> _Written exercise_
Write out every line below that includes the word "montantes".

> _Data for processing_
#####

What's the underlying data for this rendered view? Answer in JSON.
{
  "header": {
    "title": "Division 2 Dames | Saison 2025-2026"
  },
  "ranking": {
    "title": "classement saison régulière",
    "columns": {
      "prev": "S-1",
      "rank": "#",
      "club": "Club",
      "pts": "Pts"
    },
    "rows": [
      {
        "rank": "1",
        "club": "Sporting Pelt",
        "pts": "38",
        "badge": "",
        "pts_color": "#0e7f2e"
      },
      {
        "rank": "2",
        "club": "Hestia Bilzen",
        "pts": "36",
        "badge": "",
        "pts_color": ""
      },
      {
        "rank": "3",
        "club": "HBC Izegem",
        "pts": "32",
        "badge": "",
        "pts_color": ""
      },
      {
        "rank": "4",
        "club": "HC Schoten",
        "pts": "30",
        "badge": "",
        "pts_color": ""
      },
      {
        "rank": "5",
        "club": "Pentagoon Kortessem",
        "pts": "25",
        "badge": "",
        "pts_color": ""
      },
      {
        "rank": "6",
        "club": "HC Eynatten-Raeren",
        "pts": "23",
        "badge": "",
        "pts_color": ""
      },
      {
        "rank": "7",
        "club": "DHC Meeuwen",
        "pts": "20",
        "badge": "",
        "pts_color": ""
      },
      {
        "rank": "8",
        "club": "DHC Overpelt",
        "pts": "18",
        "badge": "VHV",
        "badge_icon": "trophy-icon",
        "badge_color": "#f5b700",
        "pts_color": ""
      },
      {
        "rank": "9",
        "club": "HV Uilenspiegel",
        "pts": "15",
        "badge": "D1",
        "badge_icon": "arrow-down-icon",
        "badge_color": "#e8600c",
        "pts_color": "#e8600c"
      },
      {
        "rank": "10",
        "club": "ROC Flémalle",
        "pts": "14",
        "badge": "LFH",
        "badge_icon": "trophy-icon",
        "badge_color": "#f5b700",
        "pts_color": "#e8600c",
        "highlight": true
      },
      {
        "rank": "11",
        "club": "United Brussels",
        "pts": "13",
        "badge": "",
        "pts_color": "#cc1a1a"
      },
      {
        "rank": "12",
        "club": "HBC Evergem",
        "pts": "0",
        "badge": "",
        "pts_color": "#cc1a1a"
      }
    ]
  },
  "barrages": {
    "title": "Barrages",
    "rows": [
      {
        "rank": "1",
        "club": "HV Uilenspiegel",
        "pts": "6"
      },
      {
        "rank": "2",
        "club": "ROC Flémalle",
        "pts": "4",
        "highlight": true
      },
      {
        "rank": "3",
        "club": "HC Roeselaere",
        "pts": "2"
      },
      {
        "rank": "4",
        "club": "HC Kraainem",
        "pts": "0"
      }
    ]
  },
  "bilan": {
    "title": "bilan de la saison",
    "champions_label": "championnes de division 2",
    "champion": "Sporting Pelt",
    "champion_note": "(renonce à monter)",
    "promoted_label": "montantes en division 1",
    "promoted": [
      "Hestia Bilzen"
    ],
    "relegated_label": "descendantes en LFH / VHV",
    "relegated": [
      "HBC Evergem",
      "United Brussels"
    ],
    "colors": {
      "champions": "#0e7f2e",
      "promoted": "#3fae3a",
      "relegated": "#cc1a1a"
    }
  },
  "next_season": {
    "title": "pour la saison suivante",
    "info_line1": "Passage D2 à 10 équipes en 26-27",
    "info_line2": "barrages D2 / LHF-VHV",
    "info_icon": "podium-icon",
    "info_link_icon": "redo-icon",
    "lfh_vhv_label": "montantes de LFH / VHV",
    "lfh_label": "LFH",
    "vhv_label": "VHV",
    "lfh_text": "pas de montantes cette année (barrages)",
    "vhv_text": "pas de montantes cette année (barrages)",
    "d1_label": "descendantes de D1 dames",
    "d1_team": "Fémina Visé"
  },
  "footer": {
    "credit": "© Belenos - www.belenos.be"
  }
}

#####

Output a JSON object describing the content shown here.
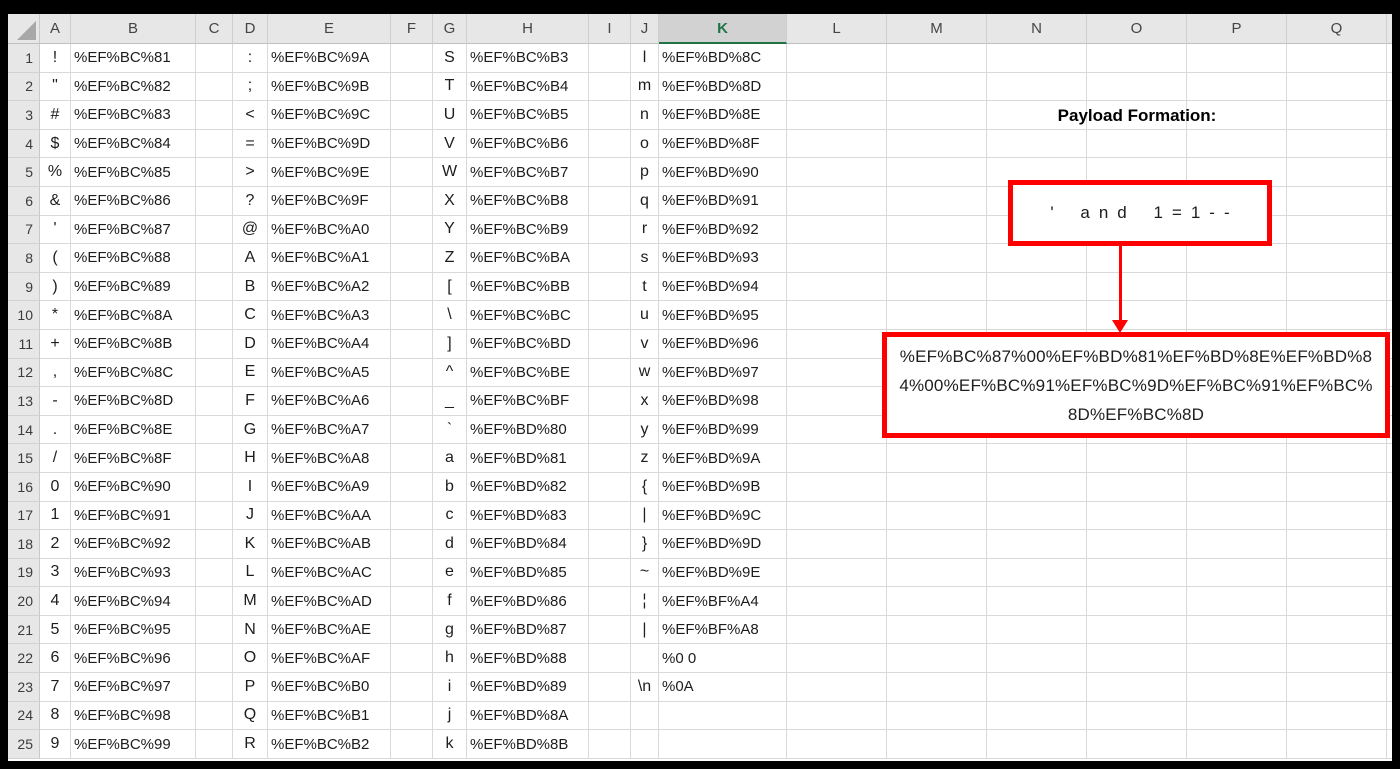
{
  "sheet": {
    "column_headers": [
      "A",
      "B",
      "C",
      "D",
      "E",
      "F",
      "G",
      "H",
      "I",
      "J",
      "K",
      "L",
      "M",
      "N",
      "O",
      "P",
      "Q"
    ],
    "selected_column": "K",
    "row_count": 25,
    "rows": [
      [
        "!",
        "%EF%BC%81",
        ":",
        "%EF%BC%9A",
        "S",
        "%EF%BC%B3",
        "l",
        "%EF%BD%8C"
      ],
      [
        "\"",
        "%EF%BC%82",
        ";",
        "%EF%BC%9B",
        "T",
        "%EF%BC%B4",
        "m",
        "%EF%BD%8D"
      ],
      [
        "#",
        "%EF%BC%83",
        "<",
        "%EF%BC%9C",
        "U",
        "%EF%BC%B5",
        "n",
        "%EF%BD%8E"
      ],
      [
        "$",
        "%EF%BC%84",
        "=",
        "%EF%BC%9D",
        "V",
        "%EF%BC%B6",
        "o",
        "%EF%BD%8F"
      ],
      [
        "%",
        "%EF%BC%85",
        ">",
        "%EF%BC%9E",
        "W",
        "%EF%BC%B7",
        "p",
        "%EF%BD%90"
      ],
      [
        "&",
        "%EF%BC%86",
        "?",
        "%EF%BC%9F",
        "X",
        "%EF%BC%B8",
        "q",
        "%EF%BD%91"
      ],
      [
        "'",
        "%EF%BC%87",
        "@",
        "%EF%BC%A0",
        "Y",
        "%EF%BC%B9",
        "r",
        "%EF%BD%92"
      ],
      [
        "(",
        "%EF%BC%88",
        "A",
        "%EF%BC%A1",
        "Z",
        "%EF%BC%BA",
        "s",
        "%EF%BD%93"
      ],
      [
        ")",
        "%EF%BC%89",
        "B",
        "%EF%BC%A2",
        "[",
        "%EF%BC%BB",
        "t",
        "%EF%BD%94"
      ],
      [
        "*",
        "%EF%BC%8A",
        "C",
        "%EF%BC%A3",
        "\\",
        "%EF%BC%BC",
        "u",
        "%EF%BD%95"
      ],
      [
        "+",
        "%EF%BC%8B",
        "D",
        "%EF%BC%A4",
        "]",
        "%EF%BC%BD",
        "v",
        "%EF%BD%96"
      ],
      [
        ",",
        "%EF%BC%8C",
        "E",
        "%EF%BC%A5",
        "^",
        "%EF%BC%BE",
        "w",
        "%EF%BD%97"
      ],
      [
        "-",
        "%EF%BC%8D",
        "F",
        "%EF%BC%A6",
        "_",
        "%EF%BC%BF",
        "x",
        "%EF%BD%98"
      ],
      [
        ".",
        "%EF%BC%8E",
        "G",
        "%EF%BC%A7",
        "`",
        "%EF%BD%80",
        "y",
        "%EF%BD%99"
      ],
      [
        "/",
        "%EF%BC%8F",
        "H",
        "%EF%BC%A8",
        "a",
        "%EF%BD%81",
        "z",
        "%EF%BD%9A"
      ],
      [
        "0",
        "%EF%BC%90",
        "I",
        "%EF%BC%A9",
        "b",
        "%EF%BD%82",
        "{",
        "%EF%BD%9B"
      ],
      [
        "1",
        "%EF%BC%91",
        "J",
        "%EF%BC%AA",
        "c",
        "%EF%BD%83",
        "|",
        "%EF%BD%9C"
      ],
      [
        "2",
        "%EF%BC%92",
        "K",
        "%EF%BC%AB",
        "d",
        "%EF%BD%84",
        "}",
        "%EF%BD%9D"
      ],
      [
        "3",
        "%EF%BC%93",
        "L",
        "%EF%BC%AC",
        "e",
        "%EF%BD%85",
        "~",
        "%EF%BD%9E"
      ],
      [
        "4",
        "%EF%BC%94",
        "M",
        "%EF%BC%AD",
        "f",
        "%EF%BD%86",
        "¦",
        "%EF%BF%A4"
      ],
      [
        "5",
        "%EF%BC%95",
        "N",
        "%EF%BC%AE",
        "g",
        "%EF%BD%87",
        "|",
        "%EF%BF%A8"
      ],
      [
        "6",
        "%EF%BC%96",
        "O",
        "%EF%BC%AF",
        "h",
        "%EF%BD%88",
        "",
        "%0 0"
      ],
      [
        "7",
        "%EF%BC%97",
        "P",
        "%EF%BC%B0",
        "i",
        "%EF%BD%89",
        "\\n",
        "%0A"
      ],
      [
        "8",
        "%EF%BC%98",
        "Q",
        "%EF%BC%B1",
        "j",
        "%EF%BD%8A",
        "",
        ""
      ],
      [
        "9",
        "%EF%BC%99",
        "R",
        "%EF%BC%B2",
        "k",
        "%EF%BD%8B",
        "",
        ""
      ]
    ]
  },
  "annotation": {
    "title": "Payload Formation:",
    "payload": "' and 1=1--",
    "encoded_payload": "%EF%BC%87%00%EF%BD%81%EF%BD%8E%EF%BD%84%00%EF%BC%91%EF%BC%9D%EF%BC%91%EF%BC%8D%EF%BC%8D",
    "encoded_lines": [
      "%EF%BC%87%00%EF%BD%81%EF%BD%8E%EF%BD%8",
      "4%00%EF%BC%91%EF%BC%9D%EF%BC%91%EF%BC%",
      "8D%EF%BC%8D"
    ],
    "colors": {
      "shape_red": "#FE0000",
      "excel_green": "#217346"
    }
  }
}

#####

> _Written response_
    "promoted_label": "montantes en division 1",
    "lfh_vhv_label": "montantes de LFH / VHV",
    "lfh_text": "pas de montantes cette année (barrages)",
    "vhv_text": "pas de montantes cette année (barrages)",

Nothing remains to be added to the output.